>> start Dataset
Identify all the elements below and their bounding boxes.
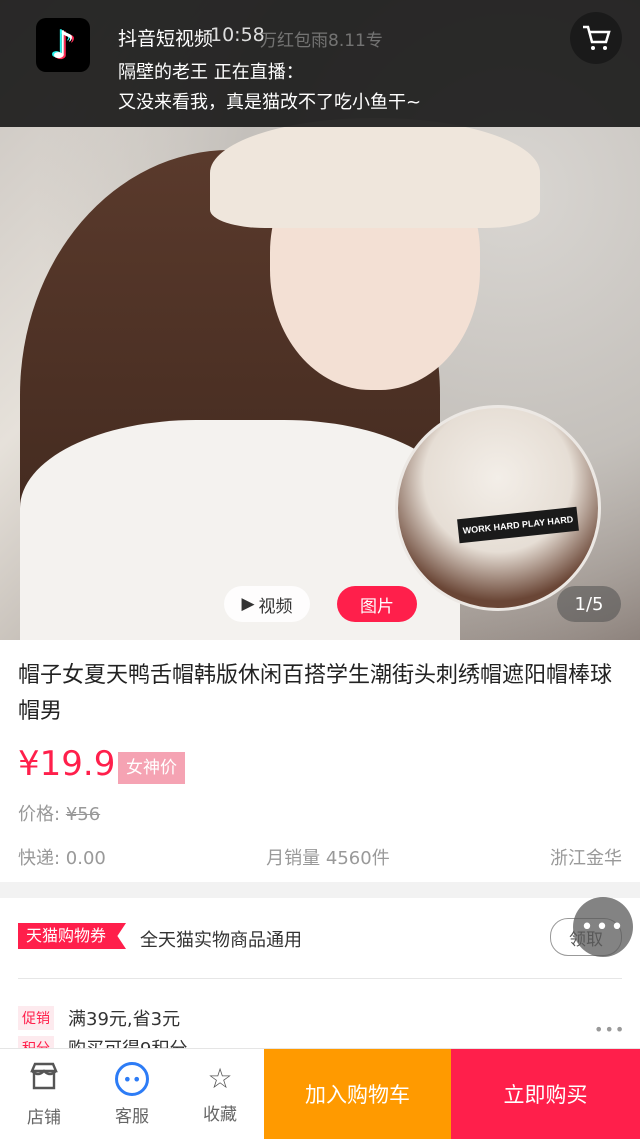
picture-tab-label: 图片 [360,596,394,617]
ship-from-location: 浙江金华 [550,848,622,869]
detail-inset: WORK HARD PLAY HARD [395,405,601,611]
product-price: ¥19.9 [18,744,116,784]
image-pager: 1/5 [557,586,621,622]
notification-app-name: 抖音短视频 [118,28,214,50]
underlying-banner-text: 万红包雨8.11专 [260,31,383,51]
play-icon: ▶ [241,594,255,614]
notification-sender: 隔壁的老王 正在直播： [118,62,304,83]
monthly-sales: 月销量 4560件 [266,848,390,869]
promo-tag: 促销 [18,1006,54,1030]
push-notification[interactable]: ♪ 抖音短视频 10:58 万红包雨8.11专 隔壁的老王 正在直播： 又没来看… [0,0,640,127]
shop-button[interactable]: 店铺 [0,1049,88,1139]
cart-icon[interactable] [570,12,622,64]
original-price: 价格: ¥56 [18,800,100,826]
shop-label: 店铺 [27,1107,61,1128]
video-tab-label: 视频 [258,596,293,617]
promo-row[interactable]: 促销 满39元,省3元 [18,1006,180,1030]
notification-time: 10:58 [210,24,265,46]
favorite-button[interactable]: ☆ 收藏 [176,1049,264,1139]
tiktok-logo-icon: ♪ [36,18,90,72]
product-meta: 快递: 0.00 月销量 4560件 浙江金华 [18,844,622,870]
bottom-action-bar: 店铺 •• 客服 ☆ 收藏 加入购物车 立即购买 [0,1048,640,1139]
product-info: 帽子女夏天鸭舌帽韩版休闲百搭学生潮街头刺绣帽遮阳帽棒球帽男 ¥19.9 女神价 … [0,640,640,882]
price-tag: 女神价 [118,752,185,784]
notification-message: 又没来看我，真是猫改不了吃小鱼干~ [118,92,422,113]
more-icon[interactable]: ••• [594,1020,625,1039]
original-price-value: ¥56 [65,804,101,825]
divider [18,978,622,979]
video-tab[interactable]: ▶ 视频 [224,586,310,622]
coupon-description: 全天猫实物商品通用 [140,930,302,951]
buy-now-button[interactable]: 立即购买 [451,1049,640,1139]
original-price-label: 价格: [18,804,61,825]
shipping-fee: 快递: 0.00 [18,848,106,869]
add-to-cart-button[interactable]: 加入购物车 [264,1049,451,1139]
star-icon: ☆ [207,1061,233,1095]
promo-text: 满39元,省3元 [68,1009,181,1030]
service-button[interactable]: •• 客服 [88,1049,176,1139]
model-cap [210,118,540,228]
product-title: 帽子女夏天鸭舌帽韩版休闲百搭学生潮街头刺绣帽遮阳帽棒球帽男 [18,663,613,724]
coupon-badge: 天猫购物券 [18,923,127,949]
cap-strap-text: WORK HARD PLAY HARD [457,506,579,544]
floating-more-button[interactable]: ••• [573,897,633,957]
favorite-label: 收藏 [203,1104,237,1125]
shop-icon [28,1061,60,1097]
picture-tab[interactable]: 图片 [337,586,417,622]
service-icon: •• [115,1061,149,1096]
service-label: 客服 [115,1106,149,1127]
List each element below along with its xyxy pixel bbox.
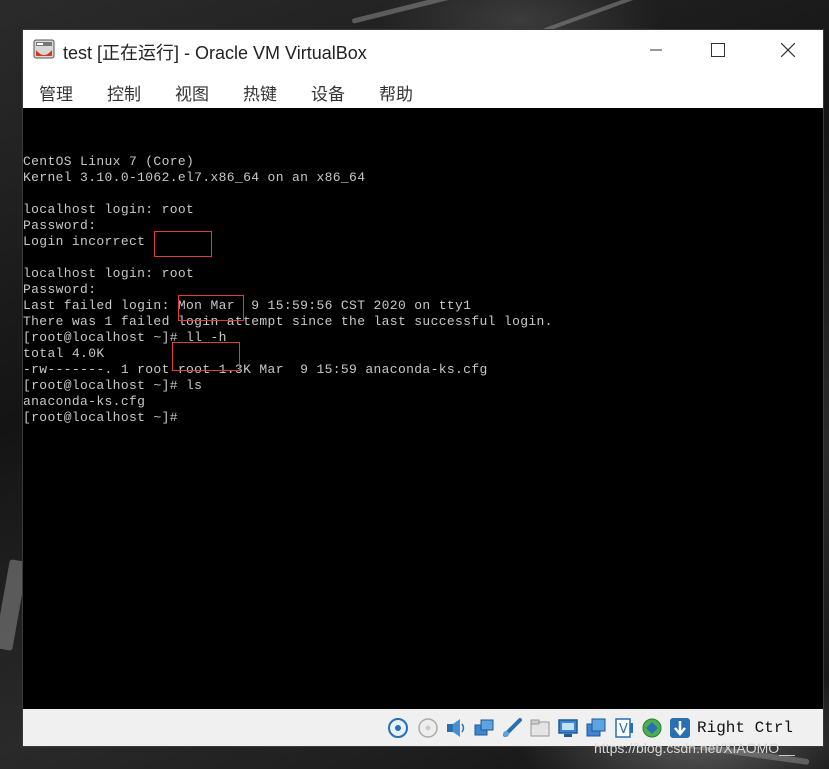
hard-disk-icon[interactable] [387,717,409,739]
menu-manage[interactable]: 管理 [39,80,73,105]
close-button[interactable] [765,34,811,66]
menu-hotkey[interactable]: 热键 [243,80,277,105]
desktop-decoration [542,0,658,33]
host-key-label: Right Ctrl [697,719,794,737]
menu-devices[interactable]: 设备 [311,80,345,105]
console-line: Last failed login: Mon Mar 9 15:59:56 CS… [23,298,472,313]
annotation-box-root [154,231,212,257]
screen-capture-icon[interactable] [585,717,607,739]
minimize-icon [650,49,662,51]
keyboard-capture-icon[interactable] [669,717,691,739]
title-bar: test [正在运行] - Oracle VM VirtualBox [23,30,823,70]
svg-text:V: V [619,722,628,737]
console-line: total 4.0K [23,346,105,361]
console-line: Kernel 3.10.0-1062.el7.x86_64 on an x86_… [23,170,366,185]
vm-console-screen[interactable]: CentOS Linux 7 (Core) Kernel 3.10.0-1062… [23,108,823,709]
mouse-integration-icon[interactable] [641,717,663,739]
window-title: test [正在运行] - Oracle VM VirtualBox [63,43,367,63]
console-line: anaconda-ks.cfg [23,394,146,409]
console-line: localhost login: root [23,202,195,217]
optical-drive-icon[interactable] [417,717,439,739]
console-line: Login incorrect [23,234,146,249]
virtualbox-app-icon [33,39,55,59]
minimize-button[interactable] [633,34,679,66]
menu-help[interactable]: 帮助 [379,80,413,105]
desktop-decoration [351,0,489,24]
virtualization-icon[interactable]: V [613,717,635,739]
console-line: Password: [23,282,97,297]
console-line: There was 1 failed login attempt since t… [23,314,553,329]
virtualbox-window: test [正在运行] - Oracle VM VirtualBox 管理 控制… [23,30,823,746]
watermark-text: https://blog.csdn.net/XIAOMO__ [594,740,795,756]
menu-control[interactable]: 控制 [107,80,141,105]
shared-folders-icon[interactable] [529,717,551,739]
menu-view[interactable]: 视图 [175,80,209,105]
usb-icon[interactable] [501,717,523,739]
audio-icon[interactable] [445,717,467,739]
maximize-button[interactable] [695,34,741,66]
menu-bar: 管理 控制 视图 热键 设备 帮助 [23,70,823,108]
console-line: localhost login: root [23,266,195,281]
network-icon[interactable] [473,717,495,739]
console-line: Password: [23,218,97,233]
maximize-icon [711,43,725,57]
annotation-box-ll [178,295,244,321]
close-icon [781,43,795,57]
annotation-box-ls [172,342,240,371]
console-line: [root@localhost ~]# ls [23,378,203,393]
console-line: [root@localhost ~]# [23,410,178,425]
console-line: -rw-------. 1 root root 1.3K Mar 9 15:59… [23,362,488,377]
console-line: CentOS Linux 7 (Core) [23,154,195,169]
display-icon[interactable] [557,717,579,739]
>> end Dataset
• **Directions**:
Convert the lines of the data from the one containing "hard-disk-icon[interactable] [387,717,409,739]" through the one containing "network-icon[interactable] [473,717,495,739]", inclusive, into a Markdown table with the columns Row and Entry. Put the row number under Row and the line under Entry, and omit blank lines.

• **Answer to the exercise**:
| Row | Entry |
|---|---|
| 1 | hard-disk-icon[interactable] [387,717,409,739] |
| 2 | menu-manage[interactable]: 管理 [39,80,73,105] |
| 3 | close-button[interactable] [765,34,811,66] |
| 4 | menu-hotkey[interactable]: 热键 [243,80,277,105] |
| 5 | desktop-decoration [542,0,658,33] |
| 6 | host-key-label: Right Ctrl [697,719,794,737] |
| 7 | menu-devices[interactable]: 设备 [311,80,345,105] |
| 8 | console-line: Last failed login: Mon Mar 9 15:59:56 CS… [23,298,472,313] |
| 9 | annotation-box-root [154,231,212,257] |
| 10 | screen-capture-icon[interactable] [585,717,607,739] |
| 11 | minimize-icon [650,49,662,51] |
| 12 | keyboard-capture-icon[interactable] [669,717,691,739] |
| 13 | title-bar: test [正在运行] - Oracle VM VirtualBox [23,30,823,70] |
| 14 | svg-text:V: V [619,722,628,737] |
| 15 | console-line: total 4.0K [23,346,105,361] |
| 16 | console-line: Kernel 3.10.0-1062.el7.x86_64 on an x86_… [23,170,366,185] |
| 17 | vm-console-screen[interactable]: CentOS Linux 7 (Core) Kernel 3.10.0-1062… [23,108,823,709] |
| 18 | mouse-integration-icon[interactable] [641,717,663,739] |
| 19 | window-title: test [正在运行] - Oracle VM VirtualBox [63,43,367,63] |
| 20 | console-line: anaconda-ks.cfg [23,394,146,409] |
| 21 | console-line: localhost login: root [23,202,195,217] |
| 22 | optical-drive-icon[interactable] [417,717,439,739] |
| 23 | console-line: Login incorrect [23,234,146,249] |
| 24 | virtualbox-app-icon [33,39,55,59] |
| 25 | minimize-button[interactable] [633,34,679,66] |
| 26 | menu-help[interactable]: 帮助 [379,80,413,105] |
| 27 | desktop-decoration [351,0,489,24] |
| 28 | virtualization-icon[interactable]: V [613,717,635,739] |
| 29 | console-line: Password: [23,282,97,297] |
| 30 | console-line: There was 1 failed login attempt since t… [23,314,553,329] |
| 31 | virtualbox-window: test [正在运行] - Oracle VM VirtualBox 管理 控制… [23,30,823,746] |
| 32 | watermark-text: https://blog.csdn.net/XIAOMO__ [594,740,795,756] |
| 33 | menu-control[interactable]: 控制 [107,80,141,105] |
| 34 | shared-folders-icon[interactable] [529,717,551,739] |
| 35 | menu-view[interactable]: 视图 [175,80,209,105] |
| 36 | usb-icon[interactable] [501,717,523,739] |
| 37 | audio-icon[interactable] [445,717,467,739] |
| 38 | maximize-button[interactable] [695,34,741,66] |
| 39 | menu-bar: 管理 控制 视图 热键 设备 帮助 [23,70,823,108] |
| 40 | console-line: localhost login: root [23,266,195,281] |
| 41 | network-icon[interactable] [473,717,495,739] |